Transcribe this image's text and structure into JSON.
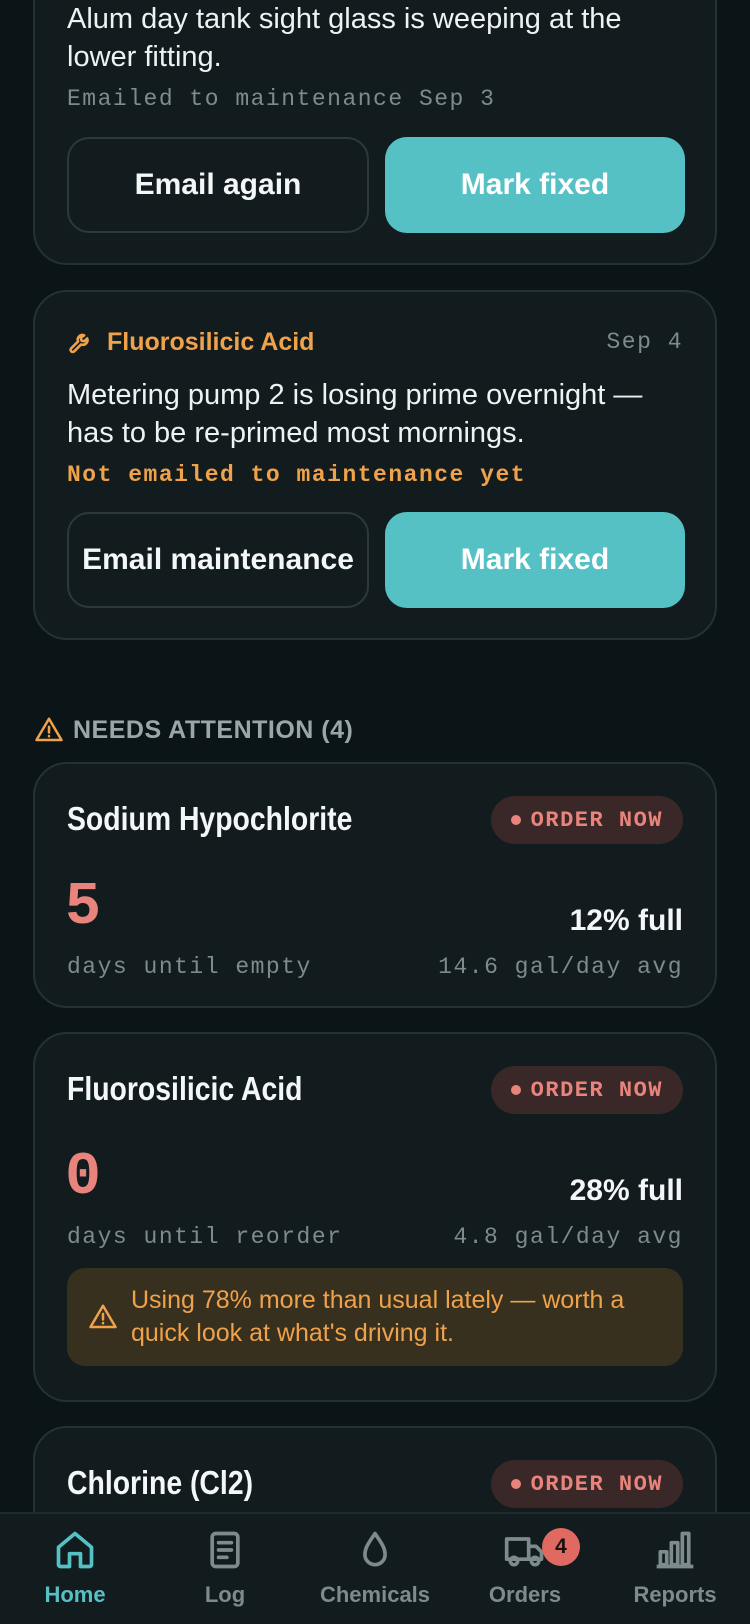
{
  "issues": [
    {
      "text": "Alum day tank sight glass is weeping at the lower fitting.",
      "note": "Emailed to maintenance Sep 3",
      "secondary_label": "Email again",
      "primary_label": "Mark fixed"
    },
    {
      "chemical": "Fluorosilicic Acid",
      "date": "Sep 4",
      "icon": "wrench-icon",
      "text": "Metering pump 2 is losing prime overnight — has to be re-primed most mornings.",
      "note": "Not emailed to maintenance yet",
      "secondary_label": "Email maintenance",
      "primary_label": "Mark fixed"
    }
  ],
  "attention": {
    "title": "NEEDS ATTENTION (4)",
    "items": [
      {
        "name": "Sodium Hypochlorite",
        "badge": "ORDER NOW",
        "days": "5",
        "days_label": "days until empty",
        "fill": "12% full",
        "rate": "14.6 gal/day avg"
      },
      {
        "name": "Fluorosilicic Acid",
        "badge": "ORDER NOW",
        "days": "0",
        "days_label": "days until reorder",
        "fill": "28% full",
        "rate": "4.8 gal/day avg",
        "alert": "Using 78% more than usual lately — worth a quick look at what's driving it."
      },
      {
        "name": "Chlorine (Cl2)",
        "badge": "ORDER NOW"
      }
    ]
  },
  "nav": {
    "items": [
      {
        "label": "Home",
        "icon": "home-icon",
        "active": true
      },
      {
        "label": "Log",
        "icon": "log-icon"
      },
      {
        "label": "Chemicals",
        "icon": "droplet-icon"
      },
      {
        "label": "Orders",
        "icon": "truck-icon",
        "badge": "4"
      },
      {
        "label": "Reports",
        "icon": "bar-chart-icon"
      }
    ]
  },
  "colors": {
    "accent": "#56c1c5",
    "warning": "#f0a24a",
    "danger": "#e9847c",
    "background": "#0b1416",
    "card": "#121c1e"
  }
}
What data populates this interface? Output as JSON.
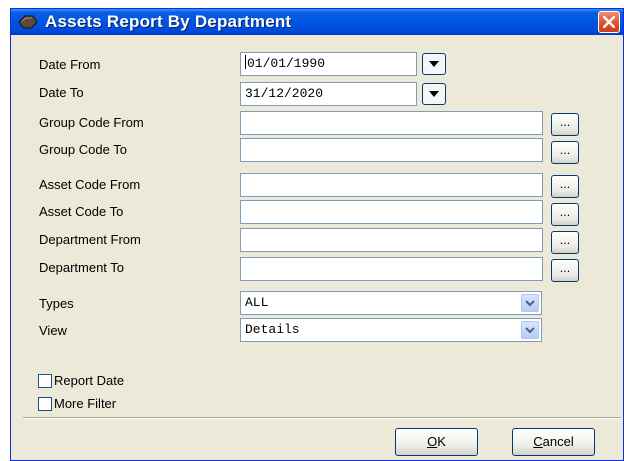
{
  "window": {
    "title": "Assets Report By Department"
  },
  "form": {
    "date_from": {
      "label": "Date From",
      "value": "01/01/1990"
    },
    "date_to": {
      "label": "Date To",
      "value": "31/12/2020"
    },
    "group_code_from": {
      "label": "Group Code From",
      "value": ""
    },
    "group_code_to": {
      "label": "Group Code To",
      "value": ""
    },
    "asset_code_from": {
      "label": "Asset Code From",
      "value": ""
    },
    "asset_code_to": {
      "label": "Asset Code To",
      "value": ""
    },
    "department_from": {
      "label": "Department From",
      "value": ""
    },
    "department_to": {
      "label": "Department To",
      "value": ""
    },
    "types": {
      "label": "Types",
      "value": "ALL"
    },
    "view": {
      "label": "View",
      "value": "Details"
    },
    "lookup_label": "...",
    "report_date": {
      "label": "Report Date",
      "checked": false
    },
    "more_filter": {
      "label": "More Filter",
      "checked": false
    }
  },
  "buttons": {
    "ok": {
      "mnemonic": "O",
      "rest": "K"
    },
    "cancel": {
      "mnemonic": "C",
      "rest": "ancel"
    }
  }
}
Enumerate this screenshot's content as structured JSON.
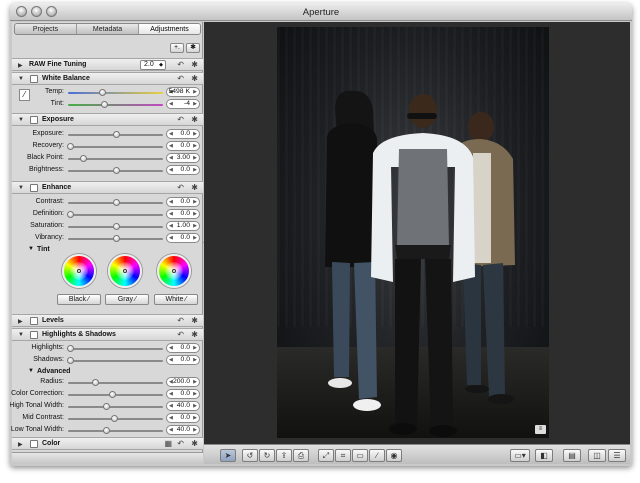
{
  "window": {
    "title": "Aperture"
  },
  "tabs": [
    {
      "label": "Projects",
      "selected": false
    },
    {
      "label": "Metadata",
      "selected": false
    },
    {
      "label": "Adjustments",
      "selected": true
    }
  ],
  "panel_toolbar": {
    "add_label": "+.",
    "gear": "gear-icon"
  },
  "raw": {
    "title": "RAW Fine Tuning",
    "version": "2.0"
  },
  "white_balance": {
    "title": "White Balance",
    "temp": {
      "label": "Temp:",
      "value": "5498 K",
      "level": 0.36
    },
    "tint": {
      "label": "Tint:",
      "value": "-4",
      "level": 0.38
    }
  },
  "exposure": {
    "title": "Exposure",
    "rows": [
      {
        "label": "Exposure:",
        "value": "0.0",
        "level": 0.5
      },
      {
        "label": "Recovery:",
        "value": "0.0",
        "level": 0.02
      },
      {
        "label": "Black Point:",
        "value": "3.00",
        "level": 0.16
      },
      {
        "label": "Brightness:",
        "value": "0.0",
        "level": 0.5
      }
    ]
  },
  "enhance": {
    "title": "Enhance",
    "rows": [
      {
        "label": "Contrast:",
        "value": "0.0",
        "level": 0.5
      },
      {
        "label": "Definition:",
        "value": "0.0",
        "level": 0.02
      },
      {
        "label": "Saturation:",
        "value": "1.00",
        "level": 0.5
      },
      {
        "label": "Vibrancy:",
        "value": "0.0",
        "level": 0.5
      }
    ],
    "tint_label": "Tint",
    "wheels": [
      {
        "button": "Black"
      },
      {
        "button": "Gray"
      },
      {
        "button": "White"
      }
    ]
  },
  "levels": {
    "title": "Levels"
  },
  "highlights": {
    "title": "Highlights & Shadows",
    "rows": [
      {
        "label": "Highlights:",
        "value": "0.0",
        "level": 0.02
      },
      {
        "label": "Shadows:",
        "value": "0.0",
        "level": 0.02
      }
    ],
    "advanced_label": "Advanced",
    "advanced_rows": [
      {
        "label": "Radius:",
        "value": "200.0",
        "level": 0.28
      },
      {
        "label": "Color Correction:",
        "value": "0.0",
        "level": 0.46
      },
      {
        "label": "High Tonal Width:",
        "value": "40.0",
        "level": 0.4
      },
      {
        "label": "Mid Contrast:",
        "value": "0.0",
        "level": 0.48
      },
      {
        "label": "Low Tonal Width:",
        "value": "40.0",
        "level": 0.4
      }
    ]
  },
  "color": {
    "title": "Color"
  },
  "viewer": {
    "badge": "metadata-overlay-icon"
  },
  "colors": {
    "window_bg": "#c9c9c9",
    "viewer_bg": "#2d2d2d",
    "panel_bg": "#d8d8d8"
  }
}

# [Set problem]
Leave out the pictures and give the listing above again exactly.

# [The output]
Transcribe this image's text and structure into JSON.
{
  "issues": [
    {
      "text": "Alum day tank sight glass is weeping at the lower fitting.",
      "note": "Emailed to maintenance Sep 3",
      "secondary_label": "Email again",
      "primary_label": "Mark fixed"
    },
    {
      "chemical": "Fluorosilicic Acid",
      "date": "Sep 4",
      "icon": "wrench-icon",
      "text": "Metering pump 2 is losing prime overnight — has to be re-primed most mornings.",
      "note": "Not emailed to maintenance yet",
      "secondary_label": "Email maintenance",
      "primary_label": "Mark fixed"
    }
  ],
  "attention": {
    "title": "NEEDS ATTENTION (4)",
    "items": [
      {
        "name": "Sodium Hypochlorite",
        "badge": "ORDER NOW",
        "days": "5",
        "days_label": "days until empty",
        "fill": "12% full",
        "rate": "14.6 gal/day avg"
      },
      {
        "name": "Fluorosilicic Acid",
        "badge": "ORDER NOW",
        "days": "0",
        "days_label": "days until reorder",
        "fill": "28% full",
        "rate": "4.8 gal/day avg",
        "alert": "Using 78% more than usual lately — worth a quick look at what's driving it."
      },
      {
        "name": "Chlorine (Cl2)",
        "badge": "ORDER NOW"
      }
    ]
  },
  "nav": {
    "items": [
      {
        "label": "Home",
        "icon": "home-icon",
        "active": true
      },
      {
        "label": "Log",
        "icon": "log-icon"
      },
      {
        "label": "Chemicals",
        "icon": "droplet-icon"
      },
      {
        "label": "Orders",
        "icon": "truck-icon",
        "badge": "4"
      },
      {
        "label": "Reports",
        "icon": "bar-chart-icon"
      }
    ]
  },
  "colors": {
    "accent": "#56c1c5",
    "warning": "#f0a24a",
    "danger": "#e9847c",
    "background": "#0b1416",
    "card": "#121c1e"
  }
}
What data populates this interface? Output as JSON.
{
  "window": {
    "title": "Assets Report By Department"
  },
  "form": {
    "date_from": {
      "label": "Date From",
      "value": "01/01/1990"
    },
    "date_to": {
      "label": "Date To",
      "value": "31/12/2020"
    },
    "group_code_from": {
      "label": "Group Code From",
      "value": ""
    },
    "group_code_to": {
      "label": "Group Code To",
      "value": ""
    },
    "asset_code_from": {
      "label": "Asset Code From",
      "value": ""
    },
    "asset_code_to": {
      "label": "Asset Code To",
      "value": ""
    },
    "department_from": {
      "label": "Department From",
      "value": ""
    },
    "department_to": {
      "label": "Department To",
      "value": ""
    },
    "types": {
      "label": "Types",
      "value": "ALL"
    },
    "view": {
      "label": "View",
      "value": "Details"
    },
    "lookup_label": "...",
    "report_date": {
      "label": "Report Date",
      "checked": false
    },
    "more_filter": {
      "label": "More Filter",
      "checked": false
    }
  },
  "buttons": {
    "ok": {
      "mnemonic": "O",
      "rest": "K"
    },
    "cancel": {
      "mnemonic": "C",
      "rest": "ancel"
    }
  }
}
Enumerate this screenshot's content as structured JSON.
{
  "window": {
    "title": "Aperture"
  },
  "tabs": [
    {
      "label": "Projects",
      "selected": false
    },
    {
      "label": "Metadata",
      "selected": false
    },
    {
      "label": "Adjustments",
      "selected": true
    }
  ],
  "panel_toolbar": {
    "add_label": "+.",
    "gear": "gear-icon"
  },
  "raw": {
    "title": "RAW Fine Tuning",
    "version": "2.0"
  },
  "white_balance": {
    "title": "White Balance",
    "temp": {
      "label": "Temp:",
      "value": "5498 K",
      "level": 0.36
    },
    "tint": {
      "label": "Tint:",
      "value": "-4",
      "level": 0.38
    }
  },
  "exposure": {
    "title": "Exposure",
    "rows": [
      {
        "label": "Exposure:",
        "value": "0.0",
        "level": 0.5
      },
      {
        "label": "Recovery:",
        "value": "0.0",
        "level": 0.02
      },
      {
        "label": "Black Point:",
        "value": "3.00",
        "level": 0.16
      },
      {
        "label": "Brightness:",
        "value": "0.0",
        "level": 0.5
      }
    ]
  },
  "enhance": {
    "title": "Enhance",
    "rows": [
      {
        "label": "Contrast:",
        "value": "0.0",
        "level": 0.5
      },
      {
        "label": "Definition:",
        "value": "0.0",
        "level": 0.02
      },
      {
        "label": "Saturation:",
        "value": "1.00",
        "level": 0.5
      },
      {
        "label": "Vibrancy:",
        "value": "0.0",
        "level": 0.5
      }
    ],
    "tint_label": "Tint",
    "wheels": [
      {
        "button": "Black"
      },
      {
        "button": "Gray"
      },
      {
        "button": "White"
      }
    ]
  },
  "levels": {
    "title": "Levels"
  },
  "highlights": {
    "title": "Highlights & Shadows",
    "rows": [
      {
        "label": "Highlights:",
        "value": "0.0",
        "level": 0.02
      },
      {
        "label": "Shadows:",
        "value": "0.0",
        "level": 0.02
      }
    ],
    "advanced_label": "Advanced",
    "advanced_rows": [
      {
        "label": "Radius:",
        "value": "200.0",
        "level": 0.28
      },
      {
        "label": "Color Correction:",
        "value": "0.0",
        "level": 0.46
      },
      {
        "label": "High Tonal Width:",
        "value": "40.0",
        "level": 0.4
      },
      {
        "label": "Mid Contrast:",
        "value": "0.0",
        "level": 0.48
      },
      {
        "label": "Low Tonal Width:",
        "value": "40.0",
        "level": 0.4
      }
    ]
  },
  "color": {
    "title": "Color"
  },
  "viewer": {
    "badge": "metadata-overlay-icon"
  },
  "colors": {
    "window_bg": "#c9c9c9",
    "viewer_bg": "#2d2d2d",
    "panel_bg": "#d8d8d8"
  }
}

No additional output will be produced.